EXERCISE PROMPT – Print the entries that appear below, exactly as written and without their pictures.

---- MATERIAL

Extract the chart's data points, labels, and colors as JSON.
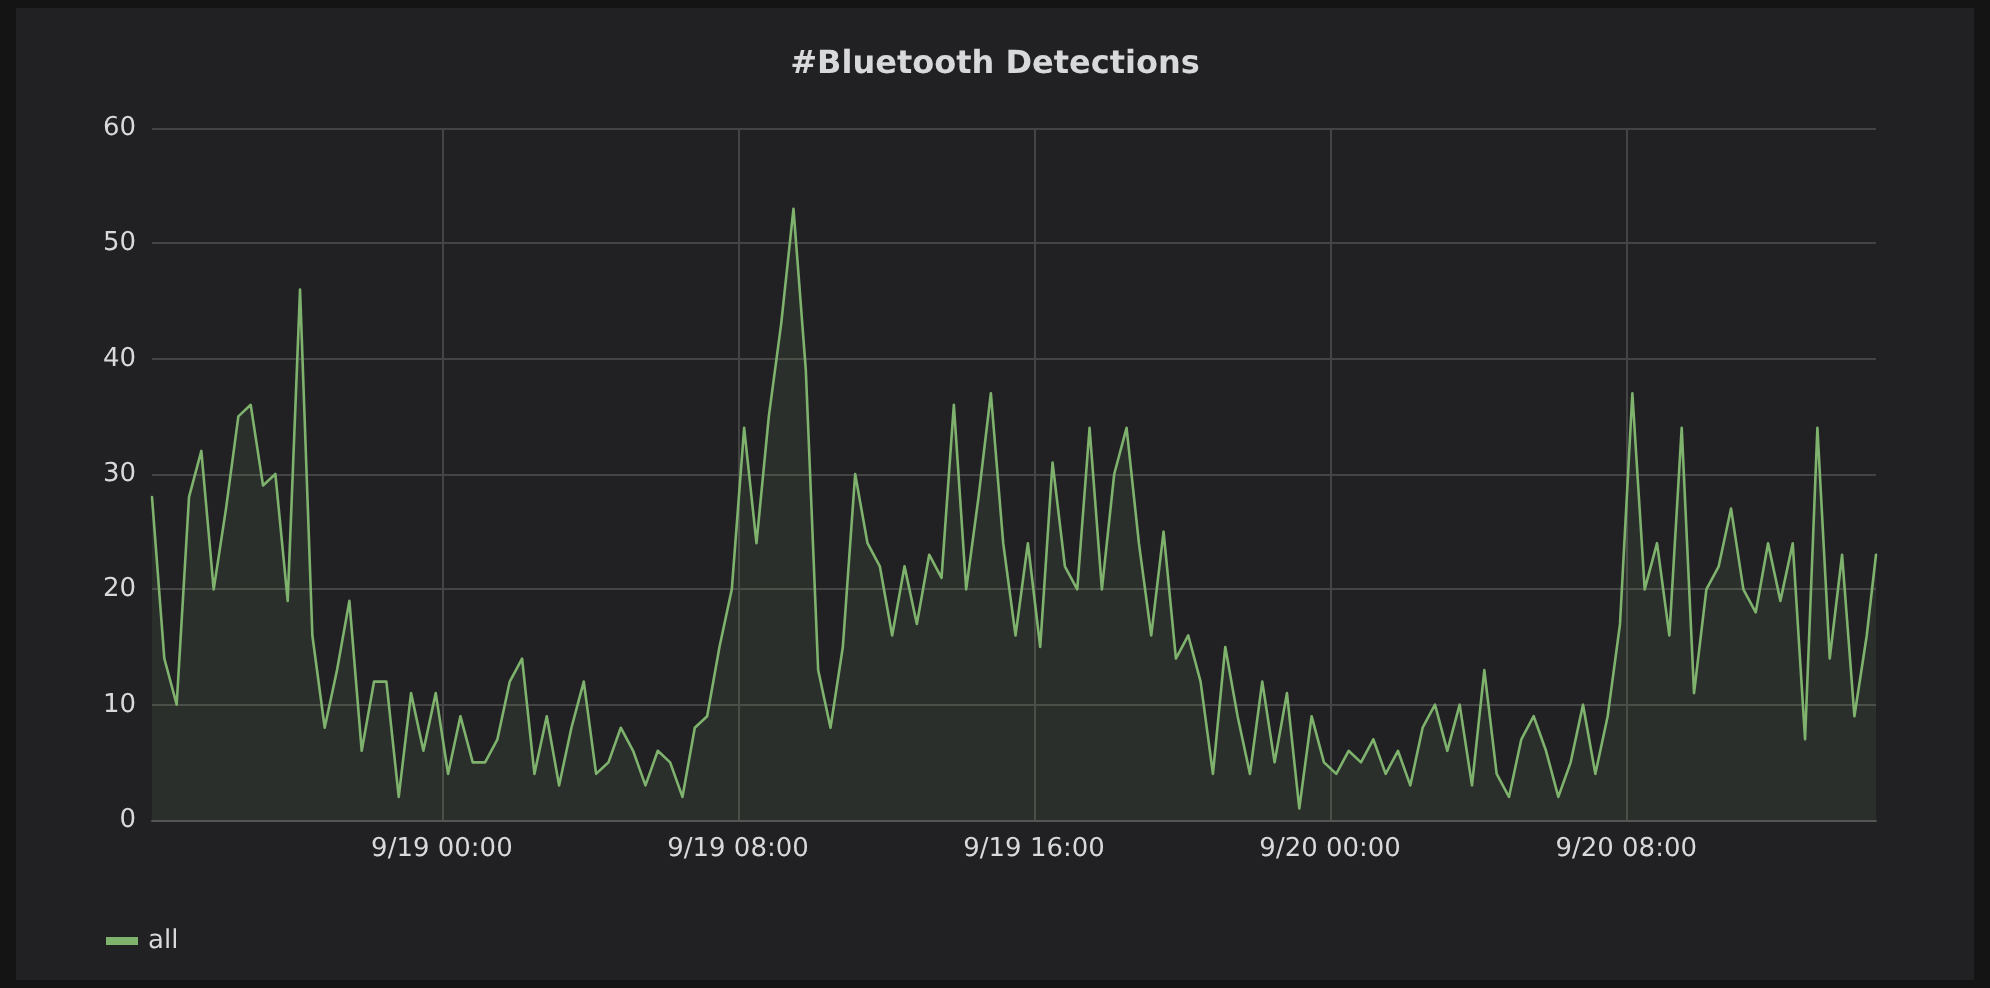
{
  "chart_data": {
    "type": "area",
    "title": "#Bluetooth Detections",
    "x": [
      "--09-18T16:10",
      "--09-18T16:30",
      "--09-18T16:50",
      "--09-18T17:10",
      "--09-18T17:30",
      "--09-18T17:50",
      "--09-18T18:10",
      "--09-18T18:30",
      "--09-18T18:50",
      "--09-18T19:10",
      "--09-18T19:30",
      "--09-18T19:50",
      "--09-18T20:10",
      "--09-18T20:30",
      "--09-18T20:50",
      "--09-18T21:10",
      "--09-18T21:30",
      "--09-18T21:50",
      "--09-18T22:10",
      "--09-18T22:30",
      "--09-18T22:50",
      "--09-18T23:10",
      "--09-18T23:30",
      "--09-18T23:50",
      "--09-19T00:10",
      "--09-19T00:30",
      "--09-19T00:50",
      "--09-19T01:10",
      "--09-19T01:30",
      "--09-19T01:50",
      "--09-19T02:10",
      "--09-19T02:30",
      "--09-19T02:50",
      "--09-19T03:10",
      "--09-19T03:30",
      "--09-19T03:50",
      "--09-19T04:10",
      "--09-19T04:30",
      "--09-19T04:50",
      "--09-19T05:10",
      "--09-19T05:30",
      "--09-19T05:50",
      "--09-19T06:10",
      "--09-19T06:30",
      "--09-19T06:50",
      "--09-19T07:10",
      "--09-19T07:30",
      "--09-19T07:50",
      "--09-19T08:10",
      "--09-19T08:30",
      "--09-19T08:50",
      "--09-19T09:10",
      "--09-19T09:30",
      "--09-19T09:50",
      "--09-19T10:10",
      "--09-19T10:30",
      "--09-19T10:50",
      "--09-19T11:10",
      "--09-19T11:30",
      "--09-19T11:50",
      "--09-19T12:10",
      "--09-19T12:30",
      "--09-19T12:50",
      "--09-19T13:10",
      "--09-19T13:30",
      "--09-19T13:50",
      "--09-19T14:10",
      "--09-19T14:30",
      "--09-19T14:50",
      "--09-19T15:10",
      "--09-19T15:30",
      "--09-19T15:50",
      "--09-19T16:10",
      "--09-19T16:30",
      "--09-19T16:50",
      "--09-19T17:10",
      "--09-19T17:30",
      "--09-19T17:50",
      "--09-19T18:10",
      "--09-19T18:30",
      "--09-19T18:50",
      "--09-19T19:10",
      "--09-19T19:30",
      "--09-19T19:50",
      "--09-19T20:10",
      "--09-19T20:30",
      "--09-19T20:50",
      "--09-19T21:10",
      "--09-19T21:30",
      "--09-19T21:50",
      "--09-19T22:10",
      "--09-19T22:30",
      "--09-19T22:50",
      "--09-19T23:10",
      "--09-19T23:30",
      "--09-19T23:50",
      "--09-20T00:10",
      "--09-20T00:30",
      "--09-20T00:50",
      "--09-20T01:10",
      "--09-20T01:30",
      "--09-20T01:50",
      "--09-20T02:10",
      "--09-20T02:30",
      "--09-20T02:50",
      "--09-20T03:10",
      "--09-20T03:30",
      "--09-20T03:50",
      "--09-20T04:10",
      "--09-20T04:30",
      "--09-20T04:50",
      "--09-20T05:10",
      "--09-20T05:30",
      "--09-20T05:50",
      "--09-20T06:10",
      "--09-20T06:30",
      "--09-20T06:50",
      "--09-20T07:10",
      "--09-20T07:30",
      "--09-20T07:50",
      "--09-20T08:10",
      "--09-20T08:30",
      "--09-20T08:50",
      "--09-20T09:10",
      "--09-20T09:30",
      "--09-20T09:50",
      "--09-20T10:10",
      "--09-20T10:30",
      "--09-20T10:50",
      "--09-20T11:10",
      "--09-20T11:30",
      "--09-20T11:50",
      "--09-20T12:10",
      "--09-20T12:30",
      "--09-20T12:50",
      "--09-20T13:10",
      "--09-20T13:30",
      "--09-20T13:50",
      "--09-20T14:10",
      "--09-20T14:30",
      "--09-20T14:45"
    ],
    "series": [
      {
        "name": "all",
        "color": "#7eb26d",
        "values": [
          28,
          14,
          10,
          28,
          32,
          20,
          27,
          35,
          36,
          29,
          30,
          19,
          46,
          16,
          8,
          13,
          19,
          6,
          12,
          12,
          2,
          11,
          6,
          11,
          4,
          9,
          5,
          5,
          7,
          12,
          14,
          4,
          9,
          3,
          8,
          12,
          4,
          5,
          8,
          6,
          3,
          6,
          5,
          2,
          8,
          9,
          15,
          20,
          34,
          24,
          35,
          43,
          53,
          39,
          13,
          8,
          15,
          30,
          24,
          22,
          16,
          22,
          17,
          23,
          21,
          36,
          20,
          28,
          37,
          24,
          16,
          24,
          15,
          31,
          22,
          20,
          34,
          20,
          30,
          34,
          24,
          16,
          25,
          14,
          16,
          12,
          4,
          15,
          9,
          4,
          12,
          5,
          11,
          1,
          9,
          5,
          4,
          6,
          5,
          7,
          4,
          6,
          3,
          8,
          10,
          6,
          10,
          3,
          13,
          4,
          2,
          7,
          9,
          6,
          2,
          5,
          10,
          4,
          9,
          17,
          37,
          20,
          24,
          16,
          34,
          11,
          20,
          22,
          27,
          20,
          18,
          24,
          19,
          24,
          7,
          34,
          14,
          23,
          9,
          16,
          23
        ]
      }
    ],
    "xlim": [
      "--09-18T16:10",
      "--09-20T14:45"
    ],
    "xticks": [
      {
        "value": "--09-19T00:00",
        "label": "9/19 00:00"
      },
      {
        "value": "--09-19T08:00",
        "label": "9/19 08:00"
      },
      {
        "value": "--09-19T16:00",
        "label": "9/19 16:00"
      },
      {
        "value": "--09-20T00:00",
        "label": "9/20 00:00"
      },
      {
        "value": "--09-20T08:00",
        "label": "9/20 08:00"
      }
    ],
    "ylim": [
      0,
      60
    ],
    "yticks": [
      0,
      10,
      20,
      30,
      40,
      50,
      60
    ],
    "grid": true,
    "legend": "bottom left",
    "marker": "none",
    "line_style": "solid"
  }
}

--------

FINAL RESULT –
Extract the chart's data points, labels, and colors as JSON.
{
  "chart_data": {
    "type": "area",
    "title": "#Bluetooth Detections",
    "x": [
      "--09-18T16:10",
      "--09-18T16:30",
      "--09-18T16:50",
      "--09-18T17:10",
      "--09-18T17:30",
      "--09-18T17:50",
      "--09-18T18:10",
      "--09-18T18:30",
      "--09-18T18:50",
      "--09-18T19:10",
      "--09-18T19:30",
      "--09-18T19:50",
      "--09-18T20:10",
      "--09-18T20:30",
      "--09-18T20:50",
      "--09-18T21:10",
      "--09-18T21:30",
      "--09-18T21:50",
      "--09-18T22:10",
      "--09-18T22:30",
      "--09-18T22:50",
      "--09-18T23:10",
      "--09-18T23:30",
      "--09-18T23:50",
      "--09-19T00:10",
      "--09-19T00:30",
      "--09-19T00:50",
      "--09-19T01:10",
      "--09-19T01:30",
      "--09-19T01:50",
      "--09-19T02:10",
      "--09-19T02:30",
      "--09-19T02:50",
      "--09-19T03:10",
      "--09-19T03:30",
      "--09-19T03:50",
      "--09-19T04:10",
      "--09-19T04:30",
      "--09-19T04:50",
      "--09-19T05:10",
      "--09-19T05:30",
      "--09-19T05:50",
      "--09-19T06:10",
      "--09-19T06:30",
      "--09-19T06:50",
      "--09-19T07:10",
      "--09-19T07:30",
      "--09-19T07:50",
      "--09-19T08:10",
      "--09-19T08:30",
      "--09-19T08:50",
      "--09-19T09:10",
      "--09-19T09:30",
      "--09-19T09:50",
      "--09-19T10:10",
      "--09-19T10:30",
      "--09-19T10:50",
      "--09-19T11:10",
      "--09-19T11:30",
      "--09-19T11:50",
      "--09-19T12:10",
      "--09-19T12:30",
      "--09-19T12:50",
      "--09-19T13:10",
      "--09-19T13:30",
      "--09-19T13:50",
      "--09-19T14:10",
      "--09-19T14:30",
      "--09-19T14:50",
      "--09-19T15:10",
      "--09-19T15:30",
      "--09-19T15:50",
      "--09-19T16:10",
      "--09-19T16:30",
      "--09-19T16:50",
      "--09-19T17:10",
      "--09-19T17:30",
      "--09-19T17:50",
      "--09-19T18:10",
      "--09-19T18:30",
      "--09-19T18:50",
      "--09-19T19:10",
      "--09-19T19:30",
      "--09-19T19:50",
      "--09-19T20:10",
      "--09-19T20:30",
      "--09-19T20:50",
      "--09-19T21:10",
      "--09-19T21:30",
      "--09-19T21:50",
      "--09-19T22:10",
      "--09-19T22:30",
      "--09-19T22:50",
      "--09-19T23:10",
      "--09-19T23:30",
      "--09-19T23:50",
      "--09-20T00:10",
      "--09-20T00:30",
      "--09-20T00:50",
      "--09-20T01:10",
      "--09-20T01:30",
      "--09-20T01:50",
      "--09-20T02:10",
      "--09-20T02:30",
      "--09-20T02:50",
      "--09-20T03:10",
      "--09-20T03:30",
      "--09-20T03:50",
      "--09-20T04:10",
      "--09-20T04:30",
      "--09-20T04:50",
      "--09-20T05:10",
      "--09-20T05:30",
      "--09-20T05:50",
      "--09-20T06:10",
      "--09-20T06:30",
      "--09-20T06:50",
      "--09-20T07:10",
      "--09-20T07:30",
      "--09-20T07:50",
      "--09-20T08:10",
      "--09-20T08:30",
      "--09-20T08:50",
      "--09-20T09:10",
      "--09-20T09:30",
      "--09-20T09:50",
      "--09-20T10:10",
      "--09-20T10:30",
      "--09-20T10:50",
      "--09-20T11:10",
      "--09-20T11:30",
      "--09-20T11:50",
      "--09-20T12:10",
      "--09-20T12:30",
      "--09-20T12:50",
      "--09-20T13:10",
      "--09-20T13:30",
      "--09-20T13:50",
      "--09-20T14:10",
      "--09-20T14:30",
      "--09-20T14:45"
    ],
    "series": [
      {
        "name": "all",
        "color": "#7eb26d",
        "values": [
          28,
          14,
          10,
          28,
          32,
          20,
          27,
          35,
          36,
          29,
          30,
          19,
          46,
          16,
          8,
          13,
          19,
          6,
          12,
          12,
          2,
          11,
          6,
          11,
          4,
          9,
          5,
          5,
          7,
          12,
          14,
          4,
          9,
          3,
          8,
          12,
          4,
          5,
          8,
          6,
          3,
          6,
          5,
          2,
          8,
          9,
          15,
          20,
          34,
          24,
          35,
          43,
          53,
          39,
          13,
          8,
          15,
          30,
          24,
          22,
          16,
          22,
          17,
          23,
          21,
          36,
          20,
          28,
          37,
          24,
          16,
          24,
          15,
          31,
          22,
          20,
          34,
          20,
          30,
          34,
          24,
          16,
          25,
          14,
          16,
          12,
          4,
          15,
          9,
          4,
          12,
          5,
          11,
          1,
          9,
          5,
          4,
          6,
          5,
          7,
          4,
          6,
          3,
          8,
          10,
          6,
          10,
          3,
          13,
          4,
          2,
          7,
          9,
          6,
          2,
          5,
          10,
          4,
          9,
          17,
          37,
          20,
          24,
          16,
          34,
          11,
          20,
          22,
          27,
          20,
          18,
          24,
          19,
          24,
          7,
          34,
          14,
          23,
          9,
          16,
          23
        ]
      }
    ],
    "xlim": [
      "--09-18T16:10",
      "--09-20T14:45"
    ],
    "xticks": [
      {
        "value": "--09-19T00:00",
        "label": "9/19 00:00"
      },
      {
        "value": "--09-19T08:00",
        "label": "9/19 08:00"
      },
      {
        "value": "--09-19T16:00",
        "label": "9/19 16:00"
      },
      {
        "value": "--09-20T00:00",
        "label": "9/20 00:00"
      },
      {
        "value": "--09-20T08:00",
        "label": "9/20 08:00"
      }
    ],
    "ylim": [
      0,
      60
    ],
    "yticks": [
      0,
      10,
      20,
      30,
      40,
      50,
      60
    ],
    "grid": true,
    "legend": "bottom left",
    "marker": "none",
    "line_style": "solid"
  }
}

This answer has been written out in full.